▶ **DATASET ENTRIES**
____

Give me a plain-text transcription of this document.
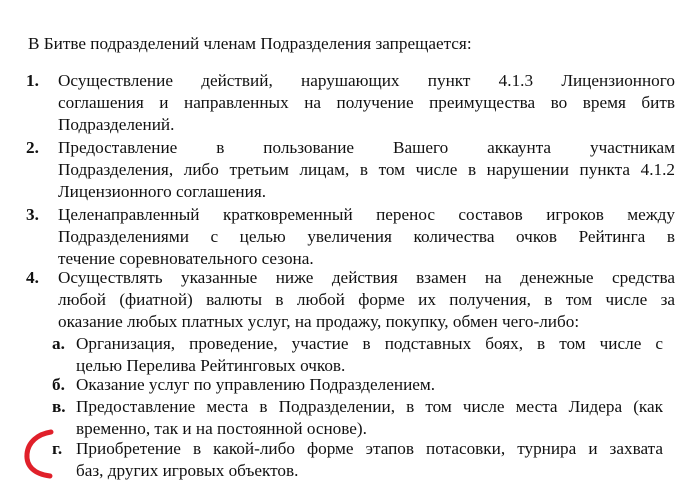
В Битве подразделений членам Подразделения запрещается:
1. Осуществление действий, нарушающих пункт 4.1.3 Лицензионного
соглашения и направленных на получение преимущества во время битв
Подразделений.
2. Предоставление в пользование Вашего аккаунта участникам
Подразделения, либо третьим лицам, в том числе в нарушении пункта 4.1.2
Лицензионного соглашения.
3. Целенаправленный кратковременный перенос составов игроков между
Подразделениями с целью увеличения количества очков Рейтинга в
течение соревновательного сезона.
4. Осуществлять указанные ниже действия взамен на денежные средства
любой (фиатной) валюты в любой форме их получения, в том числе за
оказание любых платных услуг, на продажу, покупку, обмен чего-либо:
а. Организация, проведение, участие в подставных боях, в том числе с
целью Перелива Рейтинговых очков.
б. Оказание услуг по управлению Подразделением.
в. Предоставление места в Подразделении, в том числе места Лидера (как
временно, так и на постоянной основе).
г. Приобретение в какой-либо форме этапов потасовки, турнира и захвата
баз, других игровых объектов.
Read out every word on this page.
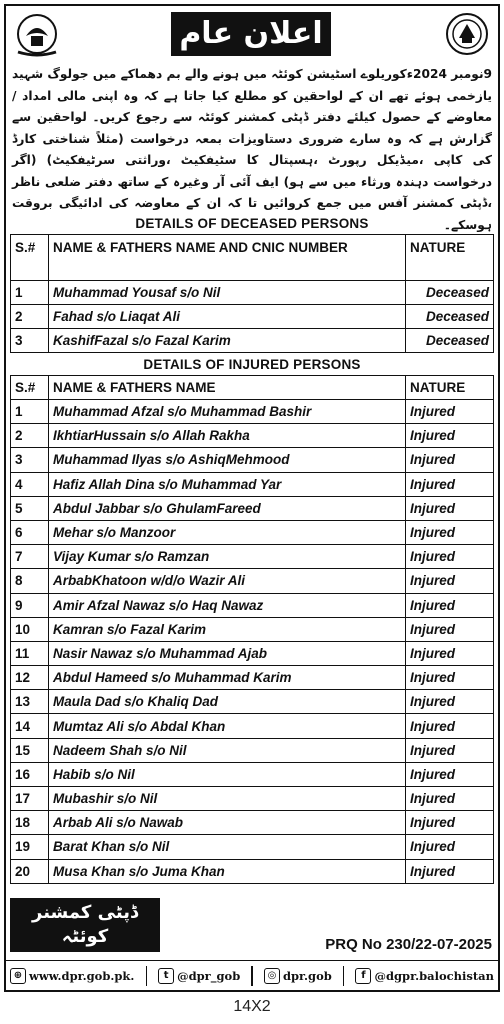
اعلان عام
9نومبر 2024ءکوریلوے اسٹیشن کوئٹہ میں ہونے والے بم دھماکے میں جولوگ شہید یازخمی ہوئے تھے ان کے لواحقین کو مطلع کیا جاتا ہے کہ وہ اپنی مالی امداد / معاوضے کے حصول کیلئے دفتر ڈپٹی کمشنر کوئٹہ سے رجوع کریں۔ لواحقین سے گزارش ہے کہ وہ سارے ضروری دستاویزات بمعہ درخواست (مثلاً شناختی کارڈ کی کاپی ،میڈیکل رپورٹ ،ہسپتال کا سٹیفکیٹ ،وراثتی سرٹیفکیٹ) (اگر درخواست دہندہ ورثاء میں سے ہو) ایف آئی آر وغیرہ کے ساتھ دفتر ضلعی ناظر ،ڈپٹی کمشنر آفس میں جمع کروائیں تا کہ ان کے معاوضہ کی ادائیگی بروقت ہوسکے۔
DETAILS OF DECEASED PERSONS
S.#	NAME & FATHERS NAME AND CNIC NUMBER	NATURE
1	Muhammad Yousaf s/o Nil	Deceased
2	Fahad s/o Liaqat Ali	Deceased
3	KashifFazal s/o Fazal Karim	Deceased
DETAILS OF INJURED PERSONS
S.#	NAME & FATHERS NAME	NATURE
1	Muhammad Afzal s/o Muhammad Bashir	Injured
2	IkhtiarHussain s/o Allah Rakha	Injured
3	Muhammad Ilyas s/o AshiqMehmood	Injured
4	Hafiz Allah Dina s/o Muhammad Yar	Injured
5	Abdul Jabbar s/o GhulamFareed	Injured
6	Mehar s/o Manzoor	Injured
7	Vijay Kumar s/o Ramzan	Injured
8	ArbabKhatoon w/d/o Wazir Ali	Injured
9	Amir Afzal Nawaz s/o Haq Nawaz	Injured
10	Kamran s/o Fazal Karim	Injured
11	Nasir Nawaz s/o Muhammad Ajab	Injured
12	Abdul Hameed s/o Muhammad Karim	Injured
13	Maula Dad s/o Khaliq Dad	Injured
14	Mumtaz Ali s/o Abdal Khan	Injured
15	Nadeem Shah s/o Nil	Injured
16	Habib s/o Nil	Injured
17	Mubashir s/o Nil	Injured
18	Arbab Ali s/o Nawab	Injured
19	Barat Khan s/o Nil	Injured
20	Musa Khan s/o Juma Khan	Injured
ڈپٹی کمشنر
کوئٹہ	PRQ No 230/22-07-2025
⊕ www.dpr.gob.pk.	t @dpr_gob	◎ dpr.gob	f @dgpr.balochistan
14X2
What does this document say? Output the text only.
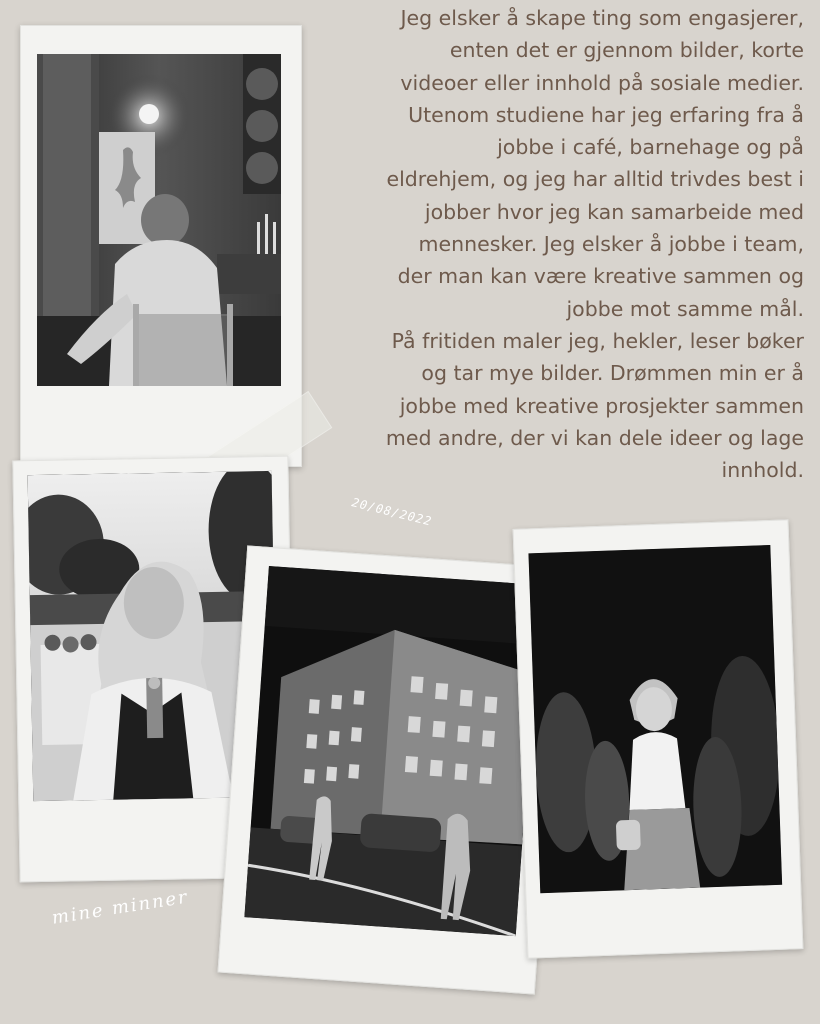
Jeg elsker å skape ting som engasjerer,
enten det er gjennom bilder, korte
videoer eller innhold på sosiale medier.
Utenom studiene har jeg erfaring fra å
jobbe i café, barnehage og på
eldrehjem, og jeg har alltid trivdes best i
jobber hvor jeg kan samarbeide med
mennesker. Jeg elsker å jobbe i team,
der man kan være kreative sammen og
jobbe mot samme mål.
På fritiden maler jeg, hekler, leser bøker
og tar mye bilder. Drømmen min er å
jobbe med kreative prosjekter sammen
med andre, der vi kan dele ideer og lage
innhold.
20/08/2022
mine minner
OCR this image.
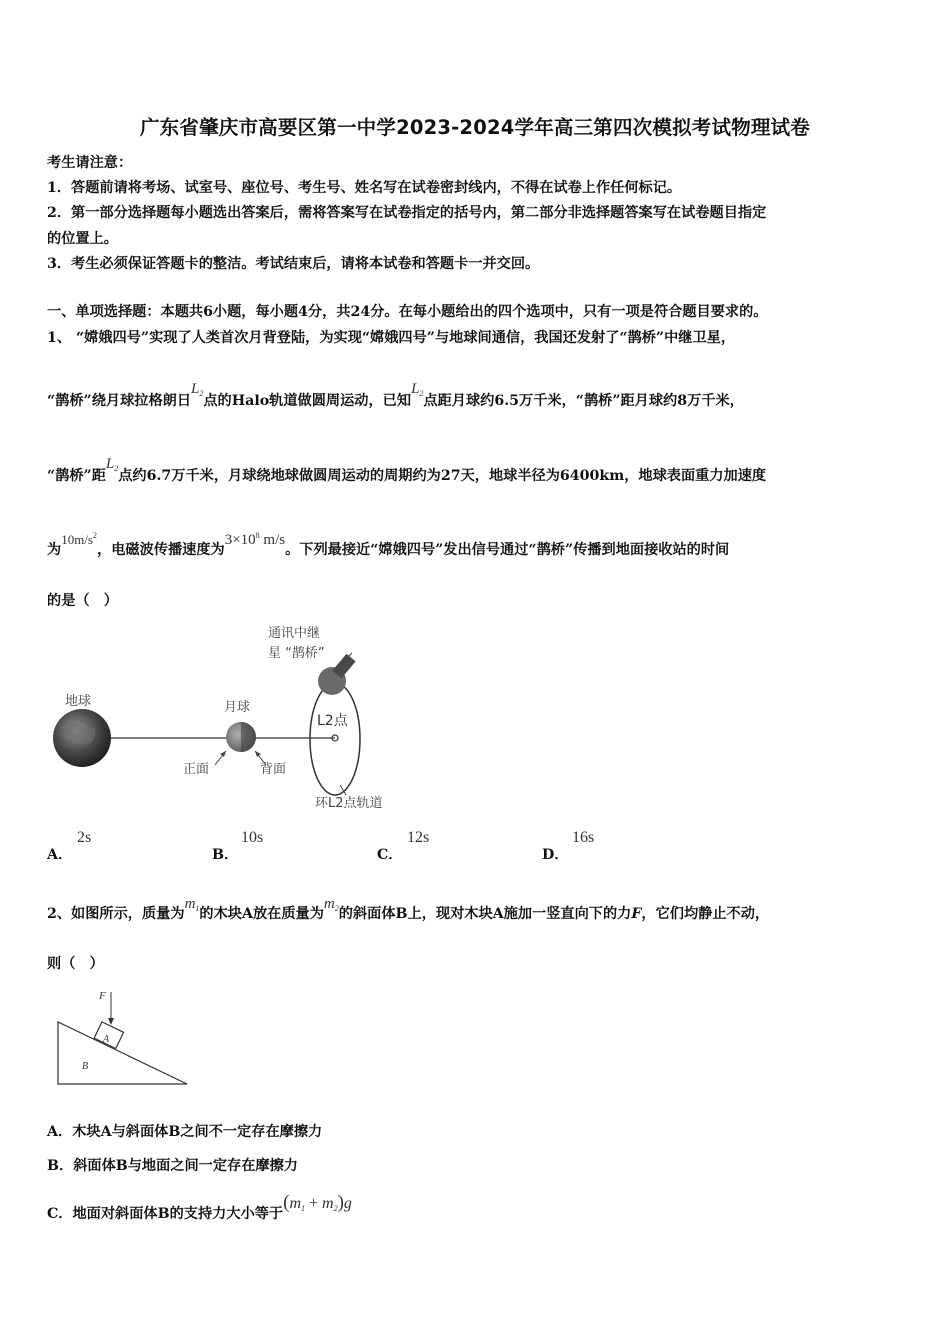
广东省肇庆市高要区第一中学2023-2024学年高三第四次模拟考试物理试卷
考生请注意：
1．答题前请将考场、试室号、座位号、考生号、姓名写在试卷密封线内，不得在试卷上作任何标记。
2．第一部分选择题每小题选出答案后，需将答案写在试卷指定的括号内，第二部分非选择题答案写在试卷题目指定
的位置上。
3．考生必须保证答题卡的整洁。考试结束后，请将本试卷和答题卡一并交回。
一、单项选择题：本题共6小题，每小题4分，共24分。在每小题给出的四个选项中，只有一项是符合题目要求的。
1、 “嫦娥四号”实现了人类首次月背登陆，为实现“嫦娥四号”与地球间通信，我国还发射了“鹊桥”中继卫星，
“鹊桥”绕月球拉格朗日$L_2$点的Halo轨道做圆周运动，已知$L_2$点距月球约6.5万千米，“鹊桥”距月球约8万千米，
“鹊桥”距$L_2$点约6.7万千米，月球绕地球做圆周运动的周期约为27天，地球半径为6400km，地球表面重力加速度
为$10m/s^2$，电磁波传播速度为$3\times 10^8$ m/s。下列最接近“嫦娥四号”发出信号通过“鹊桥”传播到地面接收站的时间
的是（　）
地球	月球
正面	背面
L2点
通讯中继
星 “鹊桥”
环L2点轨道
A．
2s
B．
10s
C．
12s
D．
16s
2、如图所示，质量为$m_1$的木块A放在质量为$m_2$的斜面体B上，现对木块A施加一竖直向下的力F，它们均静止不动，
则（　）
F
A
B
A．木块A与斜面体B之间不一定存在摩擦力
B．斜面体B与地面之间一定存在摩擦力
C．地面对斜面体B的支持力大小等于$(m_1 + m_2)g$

____

▶ **REQUIREMENT**
Repeat the line containing "What does this" and every line after it up to the end of the material above, exactly as they stand, minus the pictures.

▶ **RESPONSE FOR THIS EXERCISE**
What does this document say? Output the text only.
Jeg elsker å skape ting som engasjerer,
enten det er gjennom bilder, korte
videoer eller innhold på sosiale medier.
Utenom studiene har jeg erfaring fra å
jobbe i café, barnehage og på
eldrehjem, og jeg har alltid trivdes best i
jobber hvor jeg kan samarbeide med
mennesker. Jeg elsker å jobbe i team,
der man kan være kreative sammen og
jobbe mot samme mål.
På fritiden maler jeg, hekler, leser bøker
og tar mye bilder. Drømmen min er å
jobbe med kreative prosjekter sammen
med andre, der vi kan dele ideer og lage
innhold.
20/08/2022
mine minner
OCR this image.
广东省肇庆市高要区第一中学2023-2024学年高三第四次模拟考试物理试卷
考生请注意：
1．答题前请将考场、试室号、座位号、考生号、姓名写在试卷密封线内，不得在试卷上作任何标记。
2．第一部分选择题每小题选出答案后，需将答案写在试卷指定的括号内，第二部分非选择题答案写在试卷题目指定
的位置上。
3．考生必须保证答题卡的整洁。考试结束后，请将本试卷和答题卡一并交回。
一、单项选择题：本题共6小题，每小题4分，共24分。在每小题给出的四个选项中，只有一项是符合题目要求的。
1、 “嫦娥四号”实现了人类首次月背登陆，为实现“嫦娥四号”与地球间通信，我国还发射了“鹊桥”中继卫星，
“鹊桥”绕月球拉格朗日$L_2$点的Halo轨道做圆周运动，已知$L_2$点距月球约6.5万千米，“鹊桥”距月球约8万千米，
“鹊桥”距$L_2$点约6.7万千米，月球绕地球做圆周运动的周期约为27天，地球半径为6400km，地球表面重力加速度
为$10m/s^2$，电磁波传播速度为$3\times 10^8$ m/s。下列最接近“嫦娥四号”发出信号通过“鹊桥”传播到地面接收站的时间
的是（　）
地球	月球
正面	背面
L2点
通讯中继
星 “鹊桥”
环L2点轨道
A．
2s
B．
10s
C．
12s
D．
16s
2、如图所示，质量为$m_1$的木块A放在质量为$m_2$的斜面体B上，现对木块A施加一竖直向下的力F，它们均静止不动，
则（　）
F
A
B
A．木块A与斜面体B之间不一定存在摩擦力
B．斜面体B与地面之间一定存在摩擦力
C．地面对斜面体B的支持力大小等于$(m_1 + m_2)g$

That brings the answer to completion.